— Exercise description —
Below are some entries; can you quote all of them exactly?

┌─ Extracted records

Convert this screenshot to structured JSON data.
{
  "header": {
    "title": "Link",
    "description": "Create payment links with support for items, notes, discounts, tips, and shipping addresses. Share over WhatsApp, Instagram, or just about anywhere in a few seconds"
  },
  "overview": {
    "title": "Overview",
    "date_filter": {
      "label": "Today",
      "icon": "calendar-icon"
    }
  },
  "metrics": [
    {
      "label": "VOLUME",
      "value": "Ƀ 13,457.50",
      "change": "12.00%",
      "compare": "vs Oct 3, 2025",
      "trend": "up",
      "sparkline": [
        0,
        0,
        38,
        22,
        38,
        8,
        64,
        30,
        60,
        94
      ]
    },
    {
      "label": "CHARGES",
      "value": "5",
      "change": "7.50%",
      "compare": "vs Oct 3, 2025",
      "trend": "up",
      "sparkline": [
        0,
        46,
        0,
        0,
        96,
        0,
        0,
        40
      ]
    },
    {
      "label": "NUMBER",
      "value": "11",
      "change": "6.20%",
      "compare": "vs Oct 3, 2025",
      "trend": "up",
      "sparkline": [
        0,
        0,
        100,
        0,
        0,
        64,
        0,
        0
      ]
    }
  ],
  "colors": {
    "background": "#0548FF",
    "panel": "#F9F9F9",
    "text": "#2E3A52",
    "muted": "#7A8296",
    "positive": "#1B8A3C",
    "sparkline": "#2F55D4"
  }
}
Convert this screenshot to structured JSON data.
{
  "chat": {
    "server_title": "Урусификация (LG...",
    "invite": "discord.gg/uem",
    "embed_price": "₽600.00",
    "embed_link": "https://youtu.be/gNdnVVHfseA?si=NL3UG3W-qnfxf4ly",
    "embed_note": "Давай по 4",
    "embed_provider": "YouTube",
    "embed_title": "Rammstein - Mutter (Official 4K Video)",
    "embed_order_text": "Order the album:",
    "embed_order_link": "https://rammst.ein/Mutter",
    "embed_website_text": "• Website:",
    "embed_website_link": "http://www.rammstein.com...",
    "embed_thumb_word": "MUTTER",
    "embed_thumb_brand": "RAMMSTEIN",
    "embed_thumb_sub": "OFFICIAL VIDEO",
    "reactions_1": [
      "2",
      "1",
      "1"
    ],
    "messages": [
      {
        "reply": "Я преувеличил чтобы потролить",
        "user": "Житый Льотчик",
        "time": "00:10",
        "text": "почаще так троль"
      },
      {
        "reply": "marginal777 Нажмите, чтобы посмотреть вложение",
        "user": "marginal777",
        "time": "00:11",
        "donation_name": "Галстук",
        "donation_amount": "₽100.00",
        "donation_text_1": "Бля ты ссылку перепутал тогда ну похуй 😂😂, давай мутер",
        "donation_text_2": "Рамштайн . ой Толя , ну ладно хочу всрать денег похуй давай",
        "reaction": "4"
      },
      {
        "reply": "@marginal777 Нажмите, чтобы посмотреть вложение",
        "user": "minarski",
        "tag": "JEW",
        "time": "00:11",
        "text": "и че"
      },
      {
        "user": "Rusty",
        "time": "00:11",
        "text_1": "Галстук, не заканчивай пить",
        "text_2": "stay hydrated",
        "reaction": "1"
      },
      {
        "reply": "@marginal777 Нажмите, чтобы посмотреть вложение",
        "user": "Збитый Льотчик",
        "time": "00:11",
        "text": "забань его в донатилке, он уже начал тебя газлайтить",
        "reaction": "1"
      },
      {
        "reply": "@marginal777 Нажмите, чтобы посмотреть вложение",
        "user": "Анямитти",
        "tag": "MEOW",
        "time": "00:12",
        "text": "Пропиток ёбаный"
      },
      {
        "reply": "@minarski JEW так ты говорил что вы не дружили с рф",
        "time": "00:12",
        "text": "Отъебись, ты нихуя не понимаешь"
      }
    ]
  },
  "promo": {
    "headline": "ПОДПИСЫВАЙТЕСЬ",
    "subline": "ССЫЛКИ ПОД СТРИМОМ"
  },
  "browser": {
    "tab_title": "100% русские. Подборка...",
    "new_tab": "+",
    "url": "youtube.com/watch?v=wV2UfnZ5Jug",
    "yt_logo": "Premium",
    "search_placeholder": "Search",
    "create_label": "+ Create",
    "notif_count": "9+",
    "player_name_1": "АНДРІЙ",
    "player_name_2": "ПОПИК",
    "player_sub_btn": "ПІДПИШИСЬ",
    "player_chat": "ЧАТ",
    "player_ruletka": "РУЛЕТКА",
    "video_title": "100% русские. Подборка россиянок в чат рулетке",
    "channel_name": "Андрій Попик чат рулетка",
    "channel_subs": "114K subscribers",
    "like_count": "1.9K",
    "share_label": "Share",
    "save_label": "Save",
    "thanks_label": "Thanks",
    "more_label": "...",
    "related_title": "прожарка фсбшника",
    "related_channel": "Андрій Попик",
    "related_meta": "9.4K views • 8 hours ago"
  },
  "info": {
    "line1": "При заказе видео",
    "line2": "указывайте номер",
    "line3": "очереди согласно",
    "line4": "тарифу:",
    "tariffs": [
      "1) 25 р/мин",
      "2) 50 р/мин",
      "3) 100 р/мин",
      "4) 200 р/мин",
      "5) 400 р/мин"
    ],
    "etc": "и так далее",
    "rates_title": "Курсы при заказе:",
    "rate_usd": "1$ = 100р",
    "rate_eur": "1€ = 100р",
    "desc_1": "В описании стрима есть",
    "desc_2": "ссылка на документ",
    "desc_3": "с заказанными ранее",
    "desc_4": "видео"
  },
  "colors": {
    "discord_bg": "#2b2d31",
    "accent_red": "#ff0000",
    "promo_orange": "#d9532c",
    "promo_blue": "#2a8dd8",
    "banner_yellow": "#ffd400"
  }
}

└─

— Solved exercise —
Convert this screenshot to structured JSON data.
{
  "header": {
    "title": "Link",
    "description": "Create payment links with support for items, notes, discounts, tips, and shipping addresses. Share over WhatsApp, Instagram, or just about anywhere in a few seconds"
  },
  "overview": {
    "title": "Overview",
    "date_filter": {
      "label": "Today",
      "icon": "calendar-icon"
    }
  },
  "metrics": [
    {
      "label": "VOLUME",
      "value": "Ƀ 13,457.50",
      "change": "12.00%",
      "compare": "vs Oct 3, 2025",
      "trend": "up",
      "sparkline": [
        0,
        0,
        38,
        22,
        38,
        8,
        64,
        30,
        60,
        94
      ]
    },
    {
      "label": "CHARGES",
      "value": "5",
      "change": "7.50%",
      "compare": "vs Oct 3, 2025",
      "trend": "up",
      "sparkline": [
        0,
        46,
        0,
        0,
        96,
        0,
        0,
        40
      ]
    },
    {
      "label": "NUMBER",
      "value": "11",
      "change": "6.20%",
      "compare": "vs Oct 3, 2025",
      "trend": "up",
      "sparkline": [
        0,
        0,
        100,
        0,
        0,
        64,
        0,
        0
      ]
    }
  ],
  "colors": {
    "background": "#0548FF",
    "panel": "#F9F9F9",
    "text": "#2E3A52",
    "muted": "#7A8296",
    "positive": "#1B8A3C",
    "sparkline": "#2F55D4"
  }
}
Convert this screenshot to structured JSON data.
{
  "chat": {
    "server_title": "Урусификация (LG...",
    "invite": "discord.gg/uem",
    "embed_price": "₽600.00",
    "embed_link": "https://youtu.be/gNdnVVHfseA?si=NL3UG3W-qnfxf4ly",
    "embed_note": "Давай по 4",
    "embed_provider": "YouTube",
    "embed_title": "Rammstein - Mutter (Official 4K Video)",
    "embed_order_text": "Order the album:",
    "embed_order_link": "https://rammst.ein/Mutter",
    "embed_website_text": "• Website:",
    "embed_website_link": "http://www.rammstein.com...",
    "embed_thumb_word": "MUTTER",
    "embed_thumb_brand": "RAMMSTEIN",
    "embed_thumb_sub": "OFFICIAL VIDEO",
    "reactions_1": [
      "2",
      "1",
      "1"
    ],
    "messages": [
      {
        "reply": "Я преувеличил чтобы потролить",
        "user": "Житый Льотчик",
        "time": "00:10",
        "text": "почаще так троль"
      },
      {
        "reply": "marginal777 Нажмите, чтобы посмотреть вложение",
        "user": "marginal777",
        "time": "00:11",
        "donation_name": "Галстук",
        "donation_amount": "₽100.00",
        "donation_text_1": "Бля ты ссылку перепутал тогда ну похуй 😂😂, давай мутер",
        "donation_text_2": "Рамштайн . ой Толя , ну ладно хочу всрать денег похуй давай",
        "reaction": "4"
      },
      {
        "reply": "@marginal777 Нажмите, чтобы посмотреть вложение",
        "user": "minarski",
        "tag": "JEW",
        "time": "00:11",
        "text": "и че"
      },
      {
        "user": "Rusty",
        "time": "00:11",
        "text_1": "Галстук, не заканчивай пить",
        "text_2": "stay hydrated",
        "reaction": "1"
      },
      {
        "reply": "@marginal777 Нажмите, чтобы посмотреть вложение",
        "user": "Збитый Льотчик",
        "time": "00:11",
        "text": "забань его в донатилке, он уже начал тебя газлайтить",
        "reaction": "1"
      },
      {
        "reply": "@marginal777 Нажмите, чтобы посмотреть вложение",
        "user": "Анямитти",
        "tag": "MEOW",
        "time": "00:12",
        "text": "Пропиток ёбаный"
      },
      {
        "reply": "@minarski JEW так ты говорил что вы не дружили с рф",
        "time": "00:12",
        "text": "Отъебись, ты нихуя не понимаешь"
      }
    ]
  },
  "promo": {
    "headline": "ПОДПИСЫВАЙТЕСЬ",
    "subline": "ССЫЛКИ ПОД СТРИМОМ"
  },
  "browser": {
    "tab_title": "100% русские. Подборка...",
    "new_tab": "+",
    "url": "youtube.com/watch?v=wV2UfnZ5Jug",
    "yt_logo": "Premium",
    "search_placeholder": "Search",
    "create_label": "+ Create",
    "notif_count": "9+",
    "player_name_1": "АНДРІЙ",
    "player_name_2": "ПОПИК",
    "player_sub_btn": "ПІДПИШИСЬ",
    "player_chat": "ЧАТ",
    "player_ruletka": "РУЛЕТКА",
    "video_title": "100% русские. Подборка россиянок в чат рулетке",
    "channel_name": "Андрій Попик чат рулетка",
    "channel_subs": "114K subscribers",
    "like_count": "1.9K",
    "share_label": "Share",
    "save_label": "Save",
    "thanks_label": "Thanks",
    "more_label": "...",
    "related_title": "прожарка фсбшника",
    "related_channel": "Андрій Попик",
    "related_meta": "9.4K views • 8 hours ago"
  },
  "info": {
    "line1": "При заказе видео",
    "line2": "указывайте номер",
    "line3": "очереди согласно",
    "line4": "тарифу:",
    "tariffs": [
      "1) 25 р/мин",
      "2) 50 р/мин",
      "3) 100 р/мин",
      "4) 200 р/мин",
      "5) 400 р/мин"
    ],
    "etc": "и так далее",
    "rates_title": "Курсы при заказе:",
    "rate_usd": "1$ = 100р",
    "rate_eur": "1€ = 100р",
    "desc_1": "В описании стрима есть",
    "desc_2": "ссылка на документ",
    "desc_3": "с заказанными ранее",
    "desc_4": "видео"
  },
  "colors": {
    "discord_bg": "#2b2d31",
    "accent_red": "#ff0000",
    "promo_orange": "#d9532c",
    "promo_blue": "#2a8dd8",
    "banner_yellow": "#ffd400"
  }
}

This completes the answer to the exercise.